═══ Material shown ═══

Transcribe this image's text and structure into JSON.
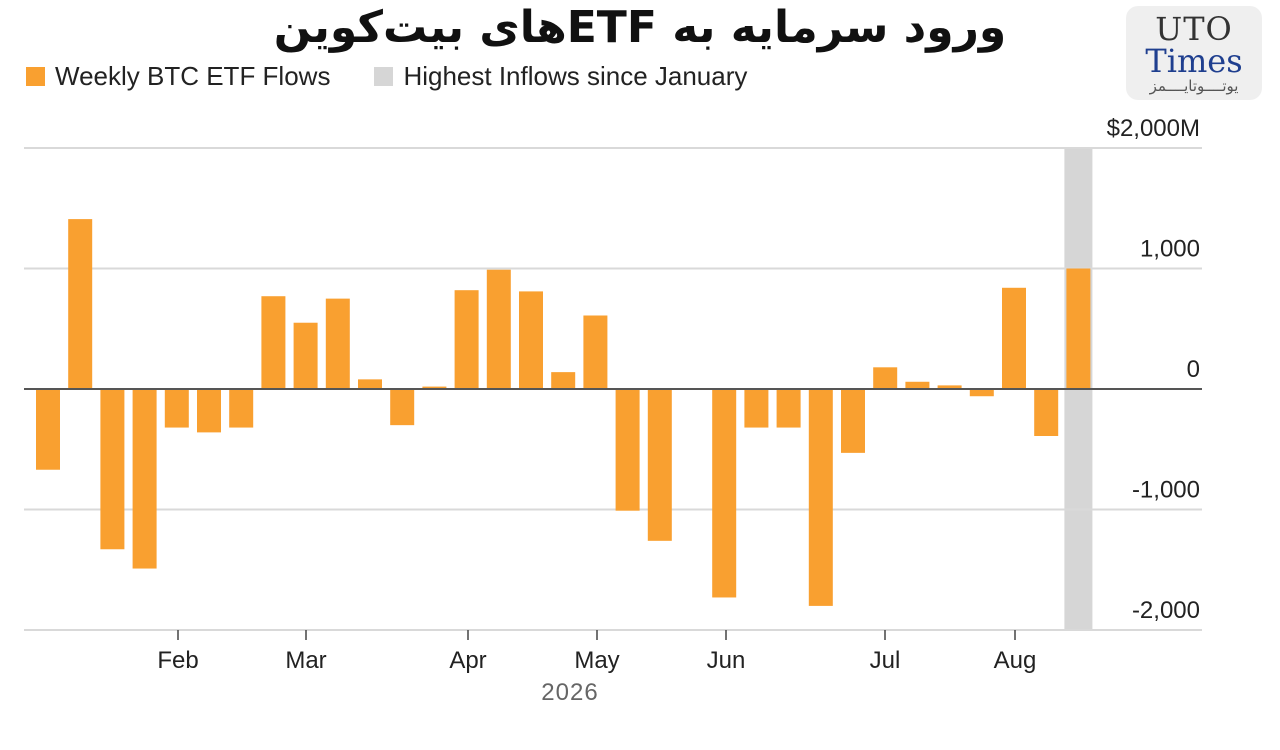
{
  "title": "ورود سرمایه به ETFهای بیت‌کوین",
  "logo": {
    "line1": "UTO",
    "line2": "Times",
    "line3": "یوتــــوتایــــمز"
  },
  "legend": [
    {
      "label": "Weekly BTC ETF Flows",
      "color": "#f9a030"
    },
    {
      "label": "Highest Inflows since January",
      "color": "#d6d6d6"
    }
  ],
  "chart_data": {
    "type": "bar",
    "ylim": [
      -2000,
      2000
    ],
    "yticks": [
      {
        "value": 2000,
        "label": "$2,000M"
      },
      {
        "value": 1000,
        "label": "1,000"
      },
      {
        "value": 0,
        "label": "0"
      },
      {
        "value": -1000,
        "label": "-1,000"
      },
      {
        "value": -2000,
        "label": "-2,000"
      }
    ],
    "xticks": [
      "Feb",
      "Mar",
      "Apr",
      "May",
      "Jun",
      "Jul",
      "Aug"
    ],
    "xlabel": "2026",
    "bar_color": "#f9a030",
    "highlight_color": "#d6d6d6",
    "highlight_index": 32,
    "values": [
      -670,
      1410,
      -1330,
      -1490,
      -320,
      -360,
      -320,
      770,
      550,
      750,
      80,
      -300,
      20,
      820,
      990,
      810,
      140,
      610,
      -1010,
      -1260,
      0,
      -1730,
      -320,
      -320,
      -1800,
      -530,
      180,
      60,
      30,
      -60,
      840,
      -390,
      1000
    ]
  }
}
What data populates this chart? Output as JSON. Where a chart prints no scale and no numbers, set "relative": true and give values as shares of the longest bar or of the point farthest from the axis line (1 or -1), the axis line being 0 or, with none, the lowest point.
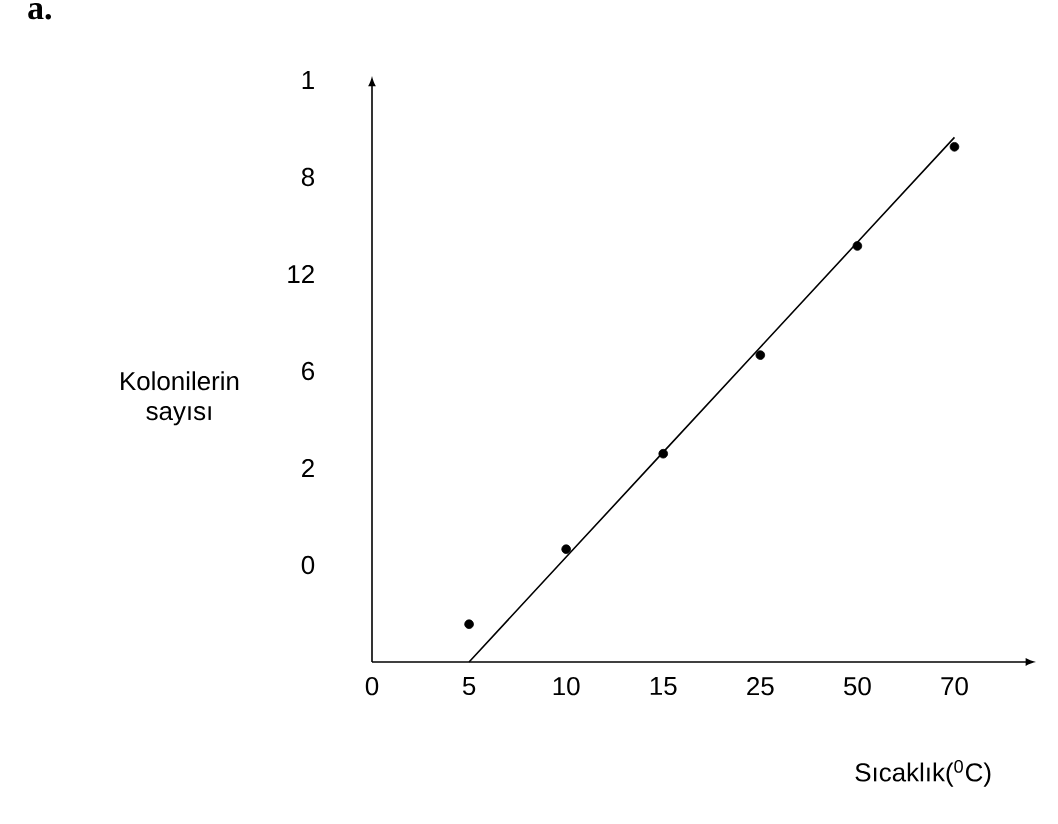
{
  "chart_data": {
    "type": "scatter",
    "title": "**a.**",
    "xlabel": "Sıcaklık($^{0}$C)",
    "ylabel": "Kolonilerin sayısı",
    "relative": true,
    "annotations": [
      "1",
      "8",
      "12",
      "6",
      "2",
      "0"
    ],
    "categories": [
      "0",
      "5",
      "10",
      "15",
      "25",
      "50",
      "70"
    ],
    "series": [
      {
        "color": "#000000",
        "marker": "circle",
        "values": [
          null,
          0.072,
          0.215,
          0.397,
          0.585,
          0.793,
          0.982
        ]
      },
      {
        "type": "line",
        "color": "#000000",
        "marker": "none",
        "values": [
          null,
          0,
          0.2,
          0.4,
          0.6,
          0.8,
          1.0
        ]
      }
    ]
  }
}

═══

▸ Work instructions: Find the line containing "What data populates" in the listing above. Please restate word for word that line through the last one, leaving out the pictures.

▸ Finished task:
What data populates this chart? Output as JSON. Where a chart prints no scale and no numbers, set "relative": true and give values as shares of the longest bar or of the point farthest from the axis line (1 or -1), the axis line being 0 or, with none, the lowest point.
{
  "chart_data": {
    "type": "scatter",
    "title": "**a.**",
    "xlabel": "Sıcaklık($^{0}$C)",
    "ylabel": "Kolonilerin sayısı",
    "relative": true,
    "annotations": [
      "1",
      "8",
      "12",
      "6",
      "2",
      "0"
    ],
    "categories": [
      "0",
      "5",
      "10",
      "15",
      "25",
      "50",
      "70"
    ],
    "series": [
      {
        "color": "#000000",
        "marker": "circle",
        "values": [
          null,
          0.072,
          0.215,
          0.397,
          0.585,
          0.793,
          0.982
        ]
      },
      {
        "type": "line",
        "color": "#000000",
        "marker": "none",
        "values": [
          null,
          0,
          0.2,
          0.4,
          0.6,
          0.8,
          1.0
        ]
      }
    ]
  }
}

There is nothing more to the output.